→ SHORT TASK
Retype the full set of records. Keep every character identical.

** start INFORMATION GIVEN **

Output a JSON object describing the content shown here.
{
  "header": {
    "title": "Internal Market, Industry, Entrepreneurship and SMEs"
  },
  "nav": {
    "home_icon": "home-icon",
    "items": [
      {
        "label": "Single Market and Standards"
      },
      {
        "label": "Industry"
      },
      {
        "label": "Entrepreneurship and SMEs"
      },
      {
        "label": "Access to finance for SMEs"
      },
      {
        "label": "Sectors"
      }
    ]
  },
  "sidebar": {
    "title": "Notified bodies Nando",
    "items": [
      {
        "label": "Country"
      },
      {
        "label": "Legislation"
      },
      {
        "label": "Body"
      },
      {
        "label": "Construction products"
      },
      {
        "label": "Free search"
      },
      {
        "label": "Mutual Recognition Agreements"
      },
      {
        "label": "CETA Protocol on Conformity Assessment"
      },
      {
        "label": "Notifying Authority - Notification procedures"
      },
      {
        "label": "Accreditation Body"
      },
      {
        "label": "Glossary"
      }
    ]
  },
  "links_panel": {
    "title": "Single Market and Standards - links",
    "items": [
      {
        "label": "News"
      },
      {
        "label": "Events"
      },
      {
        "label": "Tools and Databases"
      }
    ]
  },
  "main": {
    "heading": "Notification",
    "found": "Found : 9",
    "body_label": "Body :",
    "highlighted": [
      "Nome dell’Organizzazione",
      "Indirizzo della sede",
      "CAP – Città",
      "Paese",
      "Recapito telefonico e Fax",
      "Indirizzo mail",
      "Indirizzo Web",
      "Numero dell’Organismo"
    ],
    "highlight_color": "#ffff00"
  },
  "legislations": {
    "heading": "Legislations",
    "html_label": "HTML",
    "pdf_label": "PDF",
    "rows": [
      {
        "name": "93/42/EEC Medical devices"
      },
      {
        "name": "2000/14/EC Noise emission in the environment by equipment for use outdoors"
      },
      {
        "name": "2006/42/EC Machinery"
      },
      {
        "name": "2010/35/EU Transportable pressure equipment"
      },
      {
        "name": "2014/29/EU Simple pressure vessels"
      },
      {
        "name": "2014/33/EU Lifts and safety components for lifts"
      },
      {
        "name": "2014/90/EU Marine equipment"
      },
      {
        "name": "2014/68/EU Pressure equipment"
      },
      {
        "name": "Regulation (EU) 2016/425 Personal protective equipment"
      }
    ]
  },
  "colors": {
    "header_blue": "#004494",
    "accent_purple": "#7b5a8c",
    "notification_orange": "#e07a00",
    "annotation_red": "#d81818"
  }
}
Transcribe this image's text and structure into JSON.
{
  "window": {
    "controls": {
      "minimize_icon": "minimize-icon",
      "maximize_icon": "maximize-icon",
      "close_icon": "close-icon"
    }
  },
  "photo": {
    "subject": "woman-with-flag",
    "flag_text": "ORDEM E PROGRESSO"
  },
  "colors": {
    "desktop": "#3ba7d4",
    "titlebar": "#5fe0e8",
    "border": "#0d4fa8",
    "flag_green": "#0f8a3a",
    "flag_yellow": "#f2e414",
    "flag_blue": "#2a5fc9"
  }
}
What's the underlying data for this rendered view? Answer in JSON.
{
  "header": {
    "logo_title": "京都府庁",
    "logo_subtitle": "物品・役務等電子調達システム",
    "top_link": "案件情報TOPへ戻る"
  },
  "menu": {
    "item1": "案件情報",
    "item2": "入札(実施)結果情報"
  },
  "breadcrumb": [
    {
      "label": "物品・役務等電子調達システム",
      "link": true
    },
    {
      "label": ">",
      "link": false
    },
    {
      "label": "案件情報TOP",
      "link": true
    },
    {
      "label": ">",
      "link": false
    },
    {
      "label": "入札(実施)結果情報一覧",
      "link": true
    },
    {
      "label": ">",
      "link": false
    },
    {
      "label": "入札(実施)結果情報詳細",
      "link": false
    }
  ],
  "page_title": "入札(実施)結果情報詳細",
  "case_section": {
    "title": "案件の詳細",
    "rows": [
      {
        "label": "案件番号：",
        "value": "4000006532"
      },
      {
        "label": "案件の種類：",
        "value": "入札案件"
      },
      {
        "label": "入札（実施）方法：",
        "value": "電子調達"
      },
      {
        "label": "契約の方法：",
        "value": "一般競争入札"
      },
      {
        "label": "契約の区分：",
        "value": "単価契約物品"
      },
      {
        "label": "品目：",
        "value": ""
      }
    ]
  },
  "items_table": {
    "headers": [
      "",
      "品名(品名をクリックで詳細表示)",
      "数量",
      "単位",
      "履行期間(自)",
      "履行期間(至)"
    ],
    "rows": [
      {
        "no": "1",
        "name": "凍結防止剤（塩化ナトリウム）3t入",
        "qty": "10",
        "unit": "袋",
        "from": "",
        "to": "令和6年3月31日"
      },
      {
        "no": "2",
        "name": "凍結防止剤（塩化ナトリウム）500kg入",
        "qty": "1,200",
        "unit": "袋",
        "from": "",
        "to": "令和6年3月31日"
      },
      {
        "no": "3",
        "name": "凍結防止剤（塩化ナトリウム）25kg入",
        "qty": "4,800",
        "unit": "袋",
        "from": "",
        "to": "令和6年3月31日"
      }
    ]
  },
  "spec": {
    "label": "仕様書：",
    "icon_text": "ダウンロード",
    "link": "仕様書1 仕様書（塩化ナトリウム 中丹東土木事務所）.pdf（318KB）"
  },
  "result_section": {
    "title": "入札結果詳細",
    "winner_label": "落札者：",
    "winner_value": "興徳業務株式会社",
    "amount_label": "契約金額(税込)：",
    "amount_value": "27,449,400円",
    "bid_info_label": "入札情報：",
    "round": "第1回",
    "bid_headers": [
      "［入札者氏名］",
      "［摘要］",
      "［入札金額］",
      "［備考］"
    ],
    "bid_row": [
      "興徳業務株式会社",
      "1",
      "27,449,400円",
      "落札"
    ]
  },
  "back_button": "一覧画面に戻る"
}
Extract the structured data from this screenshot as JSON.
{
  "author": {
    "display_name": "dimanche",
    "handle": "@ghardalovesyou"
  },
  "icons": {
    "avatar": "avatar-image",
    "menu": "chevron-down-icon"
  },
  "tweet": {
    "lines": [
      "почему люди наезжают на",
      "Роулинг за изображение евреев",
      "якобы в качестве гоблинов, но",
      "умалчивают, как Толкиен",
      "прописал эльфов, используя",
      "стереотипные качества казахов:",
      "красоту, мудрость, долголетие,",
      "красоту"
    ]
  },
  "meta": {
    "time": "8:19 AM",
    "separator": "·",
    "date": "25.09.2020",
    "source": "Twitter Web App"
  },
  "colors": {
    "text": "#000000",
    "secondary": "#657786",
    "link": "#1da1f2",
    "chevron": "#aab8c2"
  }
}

** end INFORMATION GIVEN **

→ OUTPUT OF THE TASK
Output a JSON object describing the content shown here.
{
  "header": {
    "title": "Internal Market, Industry, Entrepreneurship and SMEs"
  },
  "nav": {
    "home_icon": "home-icon",
    "items": [
      {
        "label": "Single Market and Standards"
      },
      {
        "label": "Industry"
      },
      {
        "label": "Entrepreneurship and SMEs"
      },
      {
        "label": "Access to finance for SMEs"
      },
      {
        "label": "Sectors"
      }
    ]
  },
  "sidebar": {
    "title": "Notified bodies Nando",
    "items": [
      {
        "label": "Country"
      },
      {
        "label": "Legislation"
      },
      {
        "label": "Body"
      },
      {
        "label": "Construction products"
      },
      {
        "label": "Free search"
      },
      {
        "label": "Mutual Recognition Agreements"
      },
      {
        "label": "CETA Protocol on Conformity Assessment"
      },
      {
        "label": "Notifying Authority - Notification procedures"
      },
      {
        "label": "Accreditation Body"
      },
      {
        "label": "Glossary"
      }
    ]
  },
  "links_panel": {
    "title": "Single Market and Standards - links",
    "items": [
      {
        "label": "News"
      },
      {
        "label": "Events"
      },
      {
        "label": "Tools and Databases"
      }
    ]
  },
  "main": {
    "heading": "Notification",
    "found": "Found : 9",
    "body_label": "Body :",
    "highlighted": [
      "Nome dell’Organizzazione",
      "Indirizzo della sede",
      "CAP – Città",
      "Paese",
      "Recapito telefonico e Fax",
      "Indirizzo mail",
      "Indirizzo Web",
      "Numero dell’Organismo"
    ],
    "highlight_color": "#ffff00"
  },
  "legislations": {
    "heading": "Legislations",
    "html_label": "HTML",
    "pdf_label": "PDF",
    "rows": [
      {
        "name": "93/42/EEC Medical devices"
      },
      {
        "name": "2000/14/EC Noise emission in the environment by equipment for use outdoors"
      },
      {
        "name": "2006/42/EC Machinery"
      },
      {
        "name": "2010/35/EU Transportable pressure equipment"
      },
      {
        "name": "2014/29/EU Simple pressure vessels"
      },
      {
        "name": "2014/33/EU Lifts and safety components for lifts"
      },
      {
        "name": "2014/90/EU Marine equipment"
      },
      {
        "name": "2014/68/EU Pressure equipment"
      },
      {
        "name": "Regulation (EU) 2016/425 Personal protective equipment"
      }
    ]
  },
  "colors": {
    "header_blue": "#004494",
    "accent_purple": "#7b5a8c",
    "notification_orange": "#e07a00",
    "annotation_red": "#d81818"
  }
}
Transcribe this image's text and structure into JSON.
{
  "window": {
    "controls": {
      "minimize_icon": "minimize-icon",
      "maximize_icon": "maximize-icon",
      "close_icon": "close-icon"
    }
  },
  "photo": {
    "subject": "woman-with-flag",
    "flag_text": "ORDEM E PROGRESSO"
  },
  "colors": {
    "desktop": "#3ba7d4",
    "titlebar": "#5fe0e8",
    "border": "#0d4fa8",
    "flag_green": "#0f8a3a",
    "flag_yellow": "#f2e414",
    "flag_blue": "#2a5fc9"
  }
}
What's the underlying data for this rendered view? Answer in JSON.
{
  "header": {
    "logo_title": "京都府庁",
    "logo_subtitle": "物品・役務等電子調達システム",
    "top_link": "案件情報TOPへ戻る"
  },
  "menu": {
    "item1": "案件情報",
    "item2": "入札(実施)結果情報"
  },
  "breadcrumb": [
    {
      "label": "物品・役務等電子調達システム",
      "link": true
    },
    {
      "label": ">",
      "link": false
    },
    {
      "label": "案件情報TOP",
      "link": true
    },
    {
      "label": ">",
      "link": false
    },
    {
      "label": "入札(実施)結果情報一覧",
      "link": true
    },
    {
      "label": ">",
      "link": false
    },
    {
      "label": "入札(実施)結果情報詳細",
      "link": false
    }
  ],
  "page_title": "入札(実施)結果情報詳細",
  "case_section": {
    "title": "案件の詳細",
    "rows": [
      {
        "label": "案件番号：",
        "value": "4000006532"
      },
      {
        "label": "案件の種類：",
        "value": "入札案件"
      },
      {
        "label": "入札（実施）方法：",
        "value": "電子調達"
      },
      {
        "label": "契約の方法：",
        "value": "一般競争入札"
      },
      {
        "label": "契約の区分：",
        "value": "単価契約物品"
      },
      {
        "label": "品目：",
        "value": ""
      }
    ]
  },
  "items_table": {
    "headers": [
      "",
      "品名(品名をクリックで詳細表示)",
      "数量",
      "単位",
      "履行期間(自)",
      "履行期間(至)"
    ],
    "rows": [
      {
        "no": "1",
        "name": "凍結防止剤（塩化ナトリウム）3t入",
        "qty": "10",
        "unit": "袋",
        "from": "",
        "to": "令和6年3月31日"
      },
      {
        "no": "2",
        "name": "凍結防止剤（塩化ナトリウム）500kg入",
        "qty": "1,200",
        "unit": "袋",
        "from": "",
        "to": "令和6年3月31日"
      },
      {
        "no": "3",
        "name": "凍結防止剤（塩化ナトリウム）25kg入",
        "qty": "4,800",
        "unit": "袋",
        "from": "",
        "to": "令和6年3月31日"
      }
    ]
  },
  "spec": {
    "label": "仕様書：",
    "icon_text": "ダウンロード",
    "link": "仕様書1 仕様書（塩化ナトリウム 中丹東土木事務所）.pdf（318KB）"
  },
  "result_section": {
    "title": "入札結果詳細",
    "winner_label": "落札者：",
    "winner_value": "興徳業務株式会社",
    "amount_label": "契約金額(税込)：",
    "amount_value": "27,449,400円",
    "bid_info_label": "入札情報：",
    "round": "第1回",
    "bid_headers": [
      "［入札者氏名］",
      "［摘要］",
      "［入札金額］",
      "［備考］"
    ],
    "bid_row": [
      "興徳業務株式会社",
      "1",
      "27,449,400円",
      "落札"
    ]
  },
  "back_button": "一覧画面に戻る"
}
Extract the structured data from this screenshot as JSON.
{
  "author": {
    "display_name": "dimanche",
    "handle": "@ghardalovesyou"
  },
  "icons": {
    "avatar": "avatar-image",
    "menu": "chevron-down-icon"
  },
  "tweet": {
    "lines": [
      "почему люди наезжают на",
      "Роулинг за изображение евреев",
      "якобы в качестве гоблинов, но",
      "умалчивают, как Толкиен",
      "прописал эльфов, используя",
      "стереотипные качества казахов:",
      "красоту, мудрость, долголетие,",
      "красоту"
    ]
  },
  "meta": {
    "time": "8:19 AM",
    "separator": "·",
    "date": "25.09.2020",
    "source": "Twitter Web App"
  },
  "colors": {
    "text": "#000000",
    "secondary": "#657786",
    "link": "#1da1f2",
    "chevron": "#aab8c2"
  }
}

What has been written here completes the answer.